- Records for the exercise
------------

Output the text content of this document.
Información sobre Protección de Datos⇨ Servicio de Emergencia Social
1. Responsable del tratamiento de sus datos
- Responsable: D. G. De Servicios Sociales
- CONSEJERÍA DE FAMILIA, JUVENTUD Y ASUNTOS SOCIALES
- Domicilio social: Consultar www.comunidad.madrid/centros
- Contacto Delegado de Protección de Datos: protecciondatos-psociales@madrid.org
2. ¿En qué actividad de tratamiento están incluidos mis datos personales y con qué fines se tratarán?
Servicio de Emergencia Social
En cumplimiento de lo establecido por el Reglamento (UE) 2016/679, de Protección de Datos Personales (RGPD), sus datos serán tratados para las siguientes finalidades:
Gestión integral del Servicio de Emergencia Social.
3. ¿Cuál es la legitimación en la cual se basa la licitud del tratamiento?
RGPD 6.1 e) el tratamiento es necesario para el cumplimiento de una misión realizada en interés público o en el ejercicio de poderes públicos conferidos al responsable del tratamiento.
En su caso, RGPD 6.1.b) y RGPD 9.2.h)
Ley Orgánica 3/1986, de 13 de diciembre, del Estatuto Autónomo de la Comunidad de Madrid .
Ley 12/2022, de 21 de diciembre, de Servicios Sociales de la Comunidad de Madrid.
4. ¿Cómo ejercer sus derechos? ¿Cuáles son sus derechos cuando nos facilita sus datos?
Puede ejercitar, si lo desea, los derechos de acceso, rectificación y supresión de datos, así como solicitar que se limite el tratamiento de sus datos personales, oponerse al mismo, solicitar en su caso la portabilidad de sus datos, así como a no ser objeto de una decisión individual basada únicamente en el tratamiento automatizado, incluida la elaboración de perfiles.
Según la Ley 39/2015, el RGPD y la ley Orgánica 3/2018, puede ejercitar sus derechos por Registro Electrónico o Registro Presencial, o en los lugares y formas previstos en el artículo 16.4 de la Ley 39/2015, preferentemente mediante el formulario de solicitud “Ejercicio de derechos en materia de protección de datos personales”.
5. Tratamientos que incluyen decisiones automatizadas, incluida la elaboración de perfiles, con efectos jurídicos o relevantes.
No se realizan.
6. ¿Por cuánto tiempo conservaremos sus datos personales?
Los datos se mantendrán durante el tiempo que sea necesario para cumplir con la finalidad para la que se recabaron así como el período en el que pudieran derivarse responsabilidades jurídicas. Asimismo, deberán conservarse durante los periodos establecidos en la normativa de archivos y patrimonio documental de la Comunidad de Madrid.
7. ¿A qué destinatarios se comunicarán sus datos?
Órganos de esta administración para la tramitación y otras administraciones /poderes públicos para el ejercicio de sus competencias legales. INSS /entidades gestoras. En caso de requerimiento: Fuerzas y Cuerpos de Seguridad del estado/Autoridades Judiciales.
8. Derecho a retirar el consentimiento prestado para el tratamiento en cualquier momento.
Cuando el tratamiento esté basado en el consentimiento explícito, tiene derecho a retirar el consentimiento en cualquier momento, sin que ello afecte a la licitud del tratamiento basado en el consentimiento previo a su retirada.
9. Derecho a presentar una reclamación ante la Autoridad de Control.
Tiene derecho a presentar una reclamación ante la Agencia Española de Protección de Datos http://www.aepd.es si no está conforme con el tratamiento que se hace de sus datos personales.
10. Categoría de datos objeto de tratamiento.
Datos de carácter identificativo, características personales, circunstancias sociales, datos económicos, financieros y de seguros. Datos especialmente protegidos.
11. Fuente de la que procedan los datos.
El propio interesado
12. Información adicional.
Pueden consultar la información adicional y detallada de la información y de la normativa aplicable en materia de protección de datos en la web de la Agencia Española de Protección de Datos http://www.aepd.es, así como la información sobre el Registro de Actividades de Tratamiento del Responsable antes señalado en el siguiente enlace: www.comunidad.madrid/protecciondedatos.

------------

- Short problem
Faithfully copy every entry, leaving nothing out.

- Solution to this exercise
Output the text content of this document.
Información sobre Protección de Datos⇨ Servicio de Emergencia Social
1. Responsable del tratamiento de sus datos
- Responsable: D. G. De Servicios Sociales
- CONSEJERÍA DE FAMILIA, JUVENTUD Y ASUNTOS SOCIALES
- Domicilio social: Consultar www.comunidad.madrid/centros
- Contacto Delegado de Protección de Datos: protecciondatos-psociales@madrid.org
2. ¿En qué actividad de tratamiento están incluidos mis datos personales y con qué fines se tratarán?
Servicio de Emergencia Social
En cumplimiento de lo establecido por el Reglamento (UE) 2016/679, de Protección de Datos Personales (RGPD), sus datos serán tratados para las siguientes finalidades:
Gestión integral del Servicio de Emergencia Social.
3. ¿Cuál es la legitimación en la cual se basa la licitud del tratamiento?
RGPD 6.1 e) el tratamiento es necesario para el cumplimiento de una misión realizada en interés público o en el ejercicio de poderes públicos conferidos al responsable del tratamiento.
En su caso, RGPD 6.1.b) y RGPD 9.2.h)
Ley Orgánica 3/1986, de 13 de diciembre, del Estatuto Autónomo de la Comunidad de Madrid .
Ley 12/2022, de 21 de diciembre, de Servicios Sociales de la Comunidad de Madrid.
4. ¿Cómo ejercer sus derechos? ¿Cuáles son sus derechos cuando nos facilita sus datos?
Puede ejercitar, si lo desea, los derechos de acceso, rectificación y supresión de datos, así como solicitar que se limite el tratamiento de sus datos personales, oponerse al mismo, solicitar en su caso la portabilidad de sus datos, así como a no ser objeto de una decisión individual basada únicamente en el tratamiento automatizado, incluida la elaboración de perfiles.
Según la Ley 39/2015, el RGPD y la ley Orgánica 3/2018, puede ejercitar sus derechos por Registro Electrónico o Registro Presencial, o en los lugares y formas previstos en el artículo 16.4 de la Ley 39/2015, preferentemente mediante el formulario de solicitud “Ejercicio de derechos en materia de protección de datos personales”.
5. Tratamientos que incluyen decisiones automatizadas, incluida la elaboración de perfiles, con efectos jurídicos o relevantes.
No se realizan.
6. ¿Por cuánto tiempo conservaremos sus datos personales?
Los datos se mantendrán durante el tiempo que sea necesario para cumplir con la finalidad para la que se recabaron así como el período en el que pudieran derivarse responsabilidades jurídicas. Asimismo, deberán conservarse durante los periodos establecidos en la normativa de archivos y patrimonio documental de la Comunidad de Madrid.
7. ¿A qué destinatarios se comunicarán sus datos?
Órganos de esta administración para la tramitación y otras administraciones /poderes públicos para el ejercicio de sus competencias legales. INSS /entidades gestoras. En caso de requerimiento: Fuerzas y Cuerpos de Seguridad del estado/Autoridades Judiciales.
8. Derecho a retirar el consentimiento prestado para el tratamiento en cualquier momento.
Cuando el tratamiento esté basado en el consentimiento explícito, tiene derecho a retirar el consentimiento en cualquier momento, sin que ello afecte a la licitud del tratamiento basado en el consentimiento previo a su retirada.
9. Derecho a presentar una reclamación ante la Autoridad de Control.
Tiene derecho a presentar una reclamación ante la Agencia Española de Protección de Datos http://www.aepd.es si no está conforme con el tratamiento que se hace de sus datos personales.
10. Categoría de datos objeto de tratamiento.
Datos de carácter identificativo, características personales, circunstancias sociales, datos económicos, financieros y de seguros. Datos especialmente protegidos.
11. Fuente de la que procedan los datos.
El propio interesado
12. Información adicional.
Pueden consultar la información adicional y detallada de la información y de la normativa aplicable en materia de protección de datos en la web de la Agencia Española de Protección de Datos http://www.aepd.es, así como la información sobre el Registro de Actividades de Tratamiento del Responsable antes señalado en el siguiente enlace: www.comunidad.madrid/protecciondedatos.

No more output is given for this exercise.